THINGS TO DO =
[a] In the SQLite forum thread below, why does the first reply recommend the SQLite CLI over DB Browser for SQLite for creating a database outside the app? Answer in one to three sentences.
[b] Extend the SQLite forum thread below, picking up right after its last line.

SUPPLIED PASSAGE =
Sorry to waste your time :neutral_face:

Barry

1 Like
  1. I would view this as unwise. If you’re going to create a db outside your app, use the SQLite CLI. That is closest to the metal. DB Browser for SQLite tries to be too clever.

  2. I always create any DB my app needs, plus attendant folders, inside the app, first checking whether some or all bits of the structujre exist already and creating those which do not.

This is right.

You have less chances to make the error you report if you create your Database Rows by yourself.

You can also add a module/window to display your db structure (not data), something like:

You may even add code to buttons to change the db structure…

Hi Tim, thanks for the advice. Thinking SQLite CLI was an app, I googled it and found myself on the SQLite site and now assume it stands for something like SQLite Command Line Interface (or similar) - yes??

Anyway, I downloaded a ZIP file, and the apps in that kept opening what looks like terminal and I don’t really want to mess around there.

Emile, I also appreciate your comments, but not totally sure what the image is representing.

I’ve been using DB Browser for a while now and this is the first time I’ve had this issue. Just have to be careful. Also, I only use it to create the initial DB, my app then uses that DB and does everything else within - creating any extra tables, updating etc.

You guys are both, no doubt correct, but this works for a humble hobbiest like me (well, most of the time :thinking:)

Barry

It is a graphical representation of a SQLite database.
(the SQLite structure, schema).
It is draw using Xojo.

Available TABLEs list the created TABLEs, (on the left) and on the right, you have the details of the TABLE (Record Schema).

In the software, I choose a sqlite file and it draws that to me. So easy to understand.

It’s not Terminal (although you run it in Terminal) and what you type there is either SQL commands like you have in your program, or dot commands to set how it works or give other information. Such as .schema which will list your tables and their structure.

How to add a SQLite TABLE (from the documentation):

This code creates the Team table:

' db is a SQLite database
Var sql As String
sql = "CREATE TABLE Team (ID INTEGER NOT NULL, Name TEXT, Coach TEXT, City TEXT, PRIMARY KEY(ID));"
Try
  db.ExecuteSQL(sql)
  MessageBox("Team table created successfully.")
Catch error As DatabaseException
  MessageBox("DB Error: " + error.Message)

Extracted data entries
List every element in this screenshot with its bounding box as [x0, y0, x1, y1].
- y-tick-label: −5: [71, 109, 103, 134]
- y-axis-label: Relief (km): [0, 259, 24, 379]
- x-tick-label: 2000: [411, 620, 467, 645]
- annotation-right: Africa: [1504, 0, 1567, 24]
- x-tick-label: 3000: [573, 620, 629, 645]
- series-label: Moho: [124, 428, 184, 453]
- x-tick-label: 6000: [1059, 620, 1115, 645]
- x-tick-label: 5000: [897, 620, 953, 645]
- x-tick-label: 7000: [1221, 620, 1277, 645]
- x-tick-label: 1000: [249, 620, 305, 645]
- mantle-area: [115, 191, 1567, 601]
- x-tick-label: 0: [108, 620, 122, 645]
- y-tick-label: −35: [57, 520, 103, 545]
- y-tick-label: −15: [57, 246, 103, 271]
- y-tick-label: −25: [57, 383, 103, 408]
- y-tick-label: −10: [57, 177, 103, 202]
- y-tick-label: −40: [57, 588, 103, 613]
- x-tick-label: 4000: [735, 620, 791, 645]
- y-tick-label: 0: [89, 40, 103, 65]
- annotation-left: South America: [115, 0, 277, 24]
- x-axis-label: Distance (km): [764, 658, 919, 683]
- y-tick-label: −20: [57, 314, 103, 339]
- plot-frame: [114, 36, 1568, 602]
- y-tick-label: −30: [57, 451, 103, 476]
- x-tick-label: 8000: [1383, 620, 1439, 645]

TASK-BY-TASK RESULTS =
[a] The reply recommends the SQLite CLI because it is "closest to the metal." DB Browser for SQLite, by contrast, "tries to be too clever."

[b]
End Try

No need to use a Third Party software (even a free one)… :wink:

Hi Emile,
Thanks. I do understand that code and have (and do) use it if I need to create a table in the DB. For example, one of the apps I have is a budgeting app that when a new item is added requires its own ledger table so I use that type of code to create that.

But, 2 things tho, firstly, that code only creates the table, it does not create the actual DB so it must exist first and, secondly, unless it’s an app as above where tables may need to be dynamically added (which in my experience is the usual case), is it not just a waste of some code to have something hard-wired in that will only ever be used once?

Note, I’m questioning you guys, just trying to understand the whys sometimes as well as the hows.

Barry

Tim,
Ok, I wasn’t game to try anything once that terminal opened up.

I’m about to show my age here, but is it similar to the way one would work with the old dBase database from the (??) 80’s?

Barry

You can easily create the db-file in Xojo. This enables you to check if the file exists and if not: create it.
Doing all in Xojo also has the advantage that you could use the included encryption - something most free sqlite editors dont support, because then they would have to pay a license fee for the encryption…

Thomas,
Thanks for the reply. Yeah, I am aware that you can create it from the app but I never have till now because, not being a pro and just programming for the fun and mental stimulation, they are only for me so there is no real need to have the app create the DB. However, given all the feedback on this, I’ll start doing it, again as an exercise in learning.